=== Dataset excerpt ===
################
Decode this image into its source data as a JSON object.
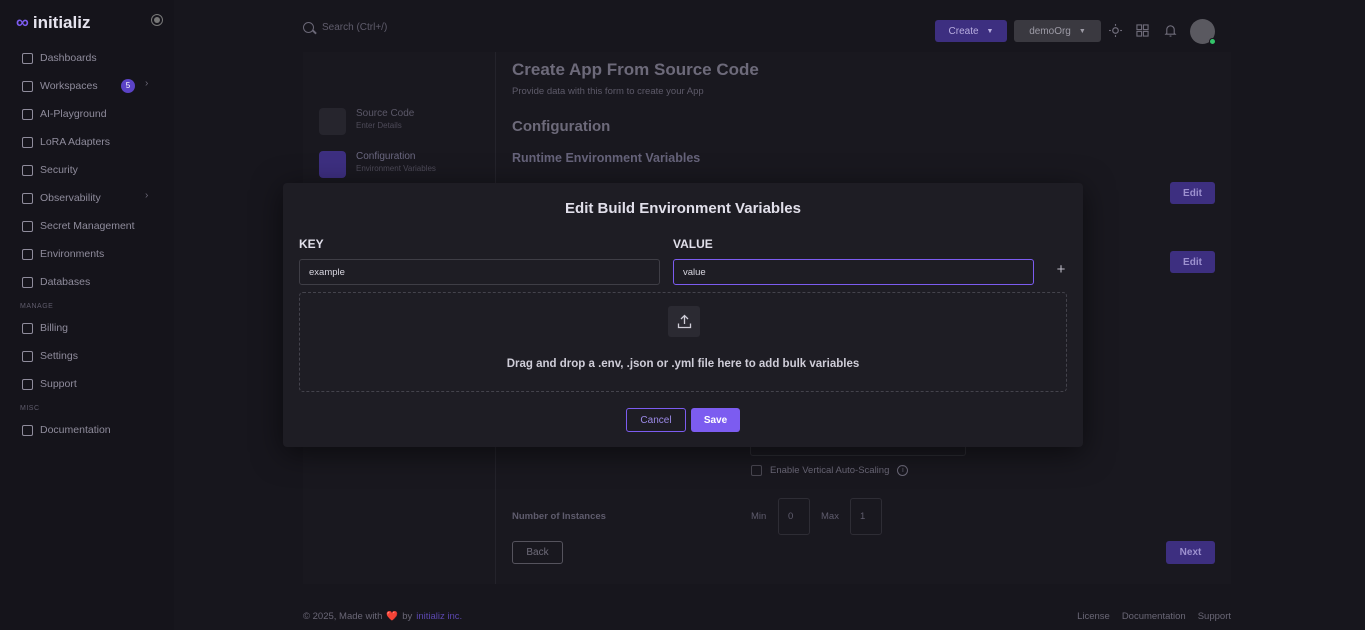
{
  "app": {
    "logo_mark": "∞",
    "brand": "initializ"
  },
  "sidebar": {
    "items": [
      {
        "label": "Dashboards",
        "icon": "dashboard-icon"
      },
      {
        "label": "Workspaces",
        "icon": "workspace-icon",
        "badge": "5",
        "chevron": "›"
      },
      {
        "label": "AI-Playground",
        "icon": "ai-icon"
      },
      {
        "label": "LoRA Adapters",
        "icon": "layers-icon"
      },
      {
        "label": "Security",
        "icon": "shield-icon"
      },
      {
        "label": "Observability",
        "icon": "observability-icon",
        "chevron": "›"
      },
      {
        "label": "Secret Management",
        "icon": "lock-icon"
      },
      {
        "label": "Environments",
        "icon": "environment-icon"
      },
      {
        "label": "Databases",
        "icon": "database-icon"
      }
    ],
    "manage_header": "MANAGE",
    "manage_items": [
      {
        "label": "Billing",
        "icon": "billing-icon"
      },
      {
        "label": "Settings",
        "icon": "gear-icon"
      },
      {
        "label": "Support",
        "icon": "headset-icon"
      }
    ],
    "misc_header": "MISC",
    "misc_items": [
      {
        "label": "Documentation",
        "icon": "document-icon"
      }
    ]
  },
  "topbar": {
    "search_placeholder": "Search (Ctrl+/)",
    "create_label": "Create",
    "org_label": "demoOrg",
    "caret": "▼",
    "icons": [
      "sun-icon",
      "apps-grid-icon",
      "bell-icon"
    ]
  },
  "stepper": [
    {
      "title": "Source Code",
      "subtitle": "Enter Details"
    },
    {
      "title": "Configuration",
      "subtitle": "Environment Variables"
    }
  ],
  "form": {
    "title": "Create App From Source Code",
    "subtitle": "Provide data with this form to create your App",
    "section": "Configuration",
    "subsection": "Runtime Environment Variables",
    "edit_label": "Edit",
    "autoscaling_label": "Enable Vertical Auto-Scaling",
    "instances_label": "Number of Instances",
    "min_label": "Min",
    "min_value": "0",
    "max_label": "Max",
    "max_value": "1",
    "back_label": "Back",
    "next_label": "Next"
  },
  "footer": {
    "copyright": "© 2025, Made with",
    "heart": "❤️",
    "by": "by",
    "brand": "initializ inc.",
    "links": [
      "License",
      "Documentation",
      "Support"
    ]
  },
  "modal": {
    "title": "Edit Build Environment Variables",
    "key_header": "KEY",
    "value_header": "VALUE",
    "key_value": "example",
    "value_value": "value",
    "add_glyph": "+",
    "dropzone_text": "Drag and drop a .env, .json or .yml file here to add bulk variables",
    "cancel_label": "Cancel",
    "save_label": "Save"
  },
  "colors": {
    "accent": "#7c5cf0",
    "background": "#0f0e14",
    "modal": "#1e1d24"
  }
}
################
=== GIVEN EXERCISE ===
Wherever a line in the data above holds "form", copy that line.

=== COMPLETED TASK ===
  "form": {
    "subtitle": "Provide data with this form to create your App",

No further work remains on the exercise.